:: The data ::
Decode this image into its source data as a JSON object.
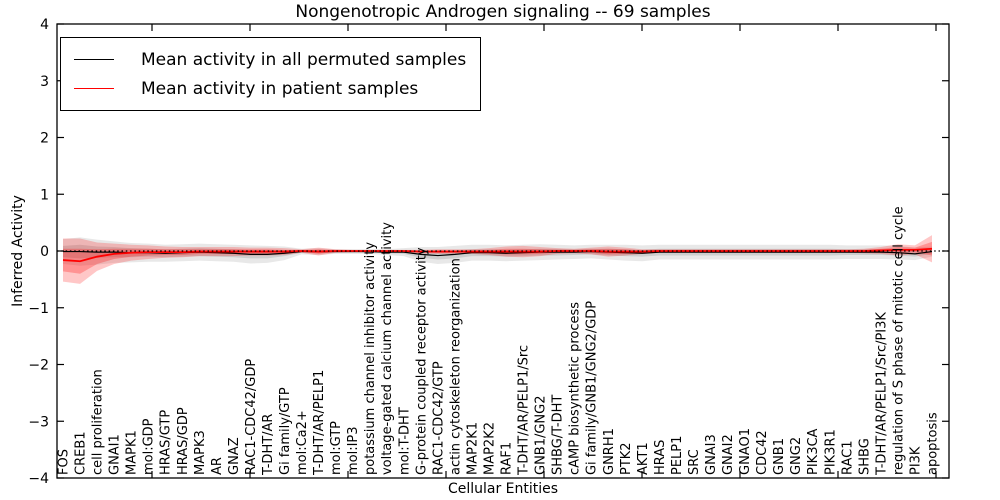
{
  "chart_data": {
    "type": "line",
    "title": "Nongenotropic Androgen signaling -- 69 samples",
    "xlabel": "Cellular Entities",
    "ylabel": "Inferred Activity",
    "ylim": [
      -4,
      4
    ],
    "yticks": [
      4,
      3,
      2,
      1,
      0,
      -1,
      -2,
      -3,
      -4
    ],
    "grid": false,
    "legend_position": "upper left",
    "zero_line_style": "dotted",
    "categories": [
      "FOS",
      "CREB1",
      "cell proliferation",
      "GNAI1",
      "MAPK1",
      "mol:GDP",
      "HRAS/GTP",
      "HRAS/GDP",
      "MAPK3",
      "AR",
      "GNAZ",
      "RAC1-CDC42/GDP",
      "T-DHT/AR",
      "Gi family/GTP",
      "mol:Ca2+",
      "T-DHT/AR/PELP1",
      "mol:GTP",
      "mol:IP3",
      "potassium channel inhibitor activity",
      "voltage-gated calcium channel activity",
      "mol:T-DHT",
      "G-protein coupled receptor activity",
      "RAC1-CDC42/GTP",
      "actin cytoskeleton reorganization",
      "MAP2K1",
      "MAP2K2",
      "RAF1",
      "T-DHT/AR/PELP1/Src",
      "GNB1/GNG2",
      "SHBG/T-DHT",
      "cAMP biosynthetic process",
      "Gi family/GNB1/GNG2/GDP",
      "GNRH1",
      "PTK2",
      "AKT1",
      "HRAS",
      "PELP1",
      "SRC",
      "GNAI3",
      "GNAI2",
      "GNAO1",
      "CDC42",
      "GNB1",
      "GNG2",
      "PIK3CA",
      "PIK3R1",
      "RAC1",
      "SHBG",
      "T-DHT/AR/PELP1/Src/PI3K",
      "regulation of S phase of mitotic cell cycle",
      "PI3K",
      "apoptosis"
    ],
    "series": [
      {
        "name": "Mean activity in all permuted samples",
        "color": "#000000",
        "band_color": "#000000",
        "values": [
          -0.01,
          -0.01,
          -0.02,
          -0.02,
          -0.03,
          -0.03,
          -0.04,
          -0.03,
          -0.02,
          -0.03,
          -0.04,
          -0.06,
          -0.06,
          -0.04,
          -0.01,
          -0.01,
          -0.01,
          -0.01,
          -0.01,
          -0.02,
          -0.02,
          -0.06,
          -0.08,
          -0.06,
          -0.03,
          -0.03,
          -0.04,
          -0.03,
          -0.02,
          -0.02,
          -0.02,
          -0.01,
          -0.02,
          -0.03,
          -0.04,
          -0.02,
          -0.02,
          -0.02,
          -0.02,
          -0.02,
          -0.02,
          -0.02,
          -0.02,
          -0.02,
          -0.02,
          -0.02,
          -0.02,
          -0.02,
          -0.02,
          -0.03,
          -0.05,
          -0.01
        ],
        "band_outer_halfwidth": [
          0.22,
          0.25,
          0.22,
          0.19,
          0.17,
          0.16,
          0.15,
          0.15,
          0.15,
          0.15,
          0.15,
          0.16,
          0.15,
          0.12,
          0.05,
          0.06,
          0.04,
          0.04,
          0.04,
          0.05,
          0.07,
          0.13,
          0.15,
          0.15,
          0.14,
          0.14,
          0.14,
          0.14,
          0.14,
          0.13,
          0.12,
          0.12,
          0.13,
          0.14,
          0.14,
          0.13,
          0.13,
          0.13,
          0.13,
          0.13,
          0.13,
          0.13,
          0.13,
          0.13,
          0.13,
          0.13,
          0.12,
          0.12,
          0.12,
          0.12,
          0.11,
          0.09
        ],
        "band_inner_halfwidth": [
          0.1,
          0.12,
          0.1,
          0.09,
          0.08,
          0.07,
          0.07,
          0.07,
          0.07,
          0.07,
          0.07,
          0.07,
          0.07,
          0.05,
          0.02,
          0.03,
          0.02,
          0.02,
          0.02,
          0.02,
          0.03,
          0.06,
          0.07,
          0.07,
          0.06,
          0.06,
          0.06,
          0.06,
          0.06,
          0.06,
          0.05,
          0.05,
          0.06,
          0.06,
          0.06,
          0.06,
          0.06,
          0.06,
          0.06,
          0.06,
          0.06,
          0.06,
          0.06,
          0.06,
          0.06,
          0.06,
          0.05,
          0.05,
          0.05,
          0.05,
          0.05,
          0.04
        ]
      },
      {
        "name": "Mean activity in patient samples",
        "color": "#ff0000",
        "band_color": "#ff0000",
        "values": [
          -0.16,
          -0.18,
          -0.1,
          -0.05,
          -0.03,
          -0.02,
          -0.02,
          -0.02,
          -0.01,
          -0.01,
          -0.01,
          -0.01,
          -0.01,
          -0.01,
          0,
          -0.01,
          0,
          0,
          0,
          0,
          0,
          -0.01,
          -0.01,
          -0.01,
          -0.01,
          -0.01,
          -0.01,
          -0.01,
          -0.01,
          0,
          0,
          0,
          -0.01,
          -0.01,
          -0.01,
          0,
          0,
          0,
          0,
          0,
          0,
          0,
          0,
          0,
          0,
          0,
          0,
          0,
          0.01,
          0.02,
          0.02,
          0.04
        ],
        "band_outer_halfwidth": [
          0.38,
          0.4,
          0.25,
          0.18,
          0.14,
          0.12,
          0.1,
          0.09,
          0.08,
          0.08,
          0.08,
          0.07,
          0.07,
          0.06,
          0.03,
          0.07,
          0.03,
          0.02,
          0.02,
          0.02,
          0.02,
          0.03,
          0.04,
          0.04,
          0.04,
          0.06,
          0.09,
          0.1,
          0.08,
          0.05,
          0.04,
          0.06,
          0.09,
          0.07,
          0.04,
          0.03,
          0.03,
          0.03,
          0.03,
          0.03,
          0.03,
          0.03,
          0.03,
          0.03,
          0.03,
          0.03,
          0.03,
          0.04,
          0.06,
          0.1,
          0.08,
          0.24
        ],
        "band_inner_halfwidth": [
          0.2,
          0.22,
          0.13,
          0.09,
          0.07,
          0.06,
          0.05,
          0.05,
          0.04,
          0.04,
          0.04,
          0.04,
          0.04,
          0.03,
          0.015,
          0.04,
          0.015,
          0.01,
          0.01,
          0.01,
          0.01,
          0.015,
          0.02,
          0.02,
          0.02,
          0.03,
          0.05,
          0.05,
          0.04,
          0.025,
          0.02,
          0.03,
          0.05,
          0.04,
          0.02,
          0.015,
          0.015,
          0.015,
          0.015,
          0.015,
          0.015,
          0.015,
          0.015,
          0.015,
          0.015,
          0.015,
          0.015,
          0.02,
          0.03,
          0.05,
          0.04,
          0.12
        ]
      }
    ]
  }
}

:: Task item ::
The entries above need an exact copy without their pictures.

:: Completed task ::
Decode this image into its source data as a JSON object.
{
  "chart_data": {
    "type": "line",
    "title": "Nongenotropic Androgen signaling -- 69 samples",
    "xlabel": "Cellular Entities",
    "ylabel": "Inferred Activity",
    "ylim": [
      -4,
      4
    ],
    "yticks": [
      4,
      3,
      2,
      1,
      0,
      -1,
      -2,
      -3,
      -4
    ],
    "grid": false,
    "legend_position": "upper left",
    "zero_line_style": "dotted",
    "categories": [
      "FOS",
      "CREB1",
      "cell proliferation",
      "GNAI1",
      "MAPK1",
      "mol:GDP",
      "HRAS/GTP",
      "HRAS/GDP",
      "MAPK3",
      "AR",
      "GNAZ",
      "RAC1-CDC42/GDP",
      "T-DHT/AR",
      "Gi family/GTP",
      "mol:Ca2+",
      "T-DHT/AR/PELP1",
      "mol:GTP",
      "mol:IP3",
      "potassium channel inhibitor activity",
      "voltage-gated calcium channel activity",
      "mol:T-DHT",
      "G-protein coupled receptor activity",
      "RAC1-CDC42/GTP",
      "actin cytoskeleton reorganization",
      "MAP2K1",
      "MAP2K2",
      "RAF1",
      "T-DHT/AR/PELP1/Src",
      "GNB1/GNG2",
      "SHBG/T-DHT",
      "cAMP biosynthetic process",
      "Gi family/GNB1/GNG2/GDP",
      "GNRH1",
      "PTK2",
      "AKT1",
      "HRAS",
      "PELP1",
      "SRC",
      "GNAI3",
      "GNAI2",
      "GNAO1",
      "CDC42",
      "GNB1",
      "GNG2",
      "PIK3CA",
      "PIK3R1",
      "RAC1",
      "SHBG",
      "T-DHT/AR/PELP1/Src/PI3K",
      "regulation of S phase of mitotic cell cycle",
      "PI3K",
      "apoptosis"
    ],
    "series": [
      {
        "name": "Mean activity in all permuted samples",
        "color": "#000000",
        "band_color": "#000000",
        "values": [
          -0.01,
          -0.01,
          -0.02,
          -0.02,
          -0.03,
          -0.03,
          -0.04,
          -0.03,
          -0.02,
          -0.03,
          -0.04,
          -0.06,
          -0.06,
          -0.04,
          -0.01,
          -0.01,
          -0.01,
          -0.01,
          -0.01,
          -0.02,
          -0.02,
          -0.06,
          -0.08,
          -0.06,
          -0.03,
          -0.03,
          -0.04,
          -0.03,
          -0.02,
          -0.02,
          -0.02,
          -0.01,
          -0.02,
          -0.03,
          -0.04,
          -0.02,
          -0.02,
          -0.02,
          -0.02,
          -0.02,
          -0.02,
          -0.02,
          -0.02,
          -0.02,
          -0.02,
          -0.02,
          -0.02,
          -0.02,
          -0.02,
          -0.03,
          -0.05,
          -0.01
        ],
        "band_outer_halfwidth": [
          0.22,
          0.25,
          0.22,
          0.19,
          0.17,
          0.16,
          0.15,
          0.15,
          0.15,
          0.15,
          0.15,
          0.16,
          0.15,
          0.12,
          0.05,
          0.06,
          0.04,
          0.04,
          0.04,
          0.05,
          0.07,
          0.13,
          0.15,
          0.15,
          0.14,
          0.14,
          0.14,
          0.14,
          0.14,
          0.13,
          0.12,
          0.12,
          0.13,
          0.14,
          0.14,
          0.13,
          0.13,
          0.13,
          0.13,
          0.13,
          0.13,
          0.13,
          0.13,
          0.13,
          0.13,
          0.13,
          0.12,
          0.12,
          0.12,
          0.12,
          0.11,
          0.09
        ],
        "band_inner_halfwidth": [
          0.1,
          0.12,
          0.1,
          0.09,
          0.08,
          0.07,
          0.07,
          0.07,
          0.07,
          0.07,
          0.07,
          0.07,
          0.07,
          0.05,
          0.02,
          0.03,
          0.02,
          0.02,
          0.02,
          0.02,
          0.03,
          0.06,
          0.07,
          0.07,
          0.06,
          0.06,
          0.06,
          0.06,
          0.06,
          0.06,
          0.05,
          0.05,
          0.06,
          0.06,
          0.06,
          0.06,
          0.06,
          0.06,
          0.06,
          0.06,
          0.06,
          0.06,
          0.06,
          0.06,
          0.06,
          0.06,
          0.05,
          0.05,
          0.05,
          0.05,
          0.05,
          0.04
        ]
      },
      {
        "name": "Mean activity in patient samples",
        "color": "#ff0000",
        "band_color": "#ff0000",
        "values": [
          -0.16,
          -0.18,
          -0.1,
          -0.05,
          -0.03,
          -0.02,
          -0.02,
          -0.02,
          -0.01,
          -0.01,
          -0.01,
          -0.01,
          -0.01,
          -0.01,
          0,
          -0.01,
          0,
          0,
          0,
          0,
          0,
          -0.01,
          -0.01,
          -0.01,
          -0.01,
          -0.01,
          -0.01,
          -0.01,
          -0.01,
          0,
          0,
          0,
          -0.01,
          -0.01,
          -0.01,
          0,
          0,
          0,
          0,
          0,
          0,
          0,
          0,
          0,
          0,
          0,
          0,
          0,
          0.01,
          0.02,
          0.02,
          0.04
        ],
        "band_outer_halfwidth": [
          0.38,
          0.4,
          0.25,
          0.18,
          0.14,
          0.12,
          0.1,
          0.09,
          0.08,
          0.08,
          0.08,
          0.07,
          0.07,
          0.06,
          0.03,
          0.07,
          0.03,
          0.02,
          0.02,
          0.02,
          0.02,
          0.03,
          0.04,
          0.04,
          0.04,
          0.06,
          0.09,
          0.1,
          0.08,
          0.05,
          0.04,
          0.06,
          0.09,
          0.07,
          0.04,
          0.03,
          0.03,
          0.03,
          0.03,
          0.03,
          0.03,
          0.03,
          0.03,
          0.03,
          0.03,
          0.03,
          0.03,
          0.04,
          0.06,
          0.1,
          0.08,
          0.24
        ],
        "band_inner_halfwidth": [
          0.2,
          0.22,
          0.13,
          0.09,
          0.07,
          0.06,
          0.05,
          0.05,
          0.04,
          0.04,
          0.04,
          0.04,
          0.04,
          0.03,
          0.015,
          0.04,
          0.015,
          0.01,
          0.01,
          0.01,
          0.01,
          0.015,
          0.02,
          0.02,
          0.02,
          0.03,
          0.05,
          0.05,
          0.04,
          0.025,
          0.02,
          0.03,
          0.05,
          0.04,
          0.02,
          0.015,
          0.015,
          0.015,
          0.015,
          0.015,
          0.015,
          0.015,
          0.015,
          0.015,
          0.015,
          0.015,
          0.015,
          0.02,
          0.03,
          0.05,
          0.04,
          0.12
        ]
      }
    ]
  }
}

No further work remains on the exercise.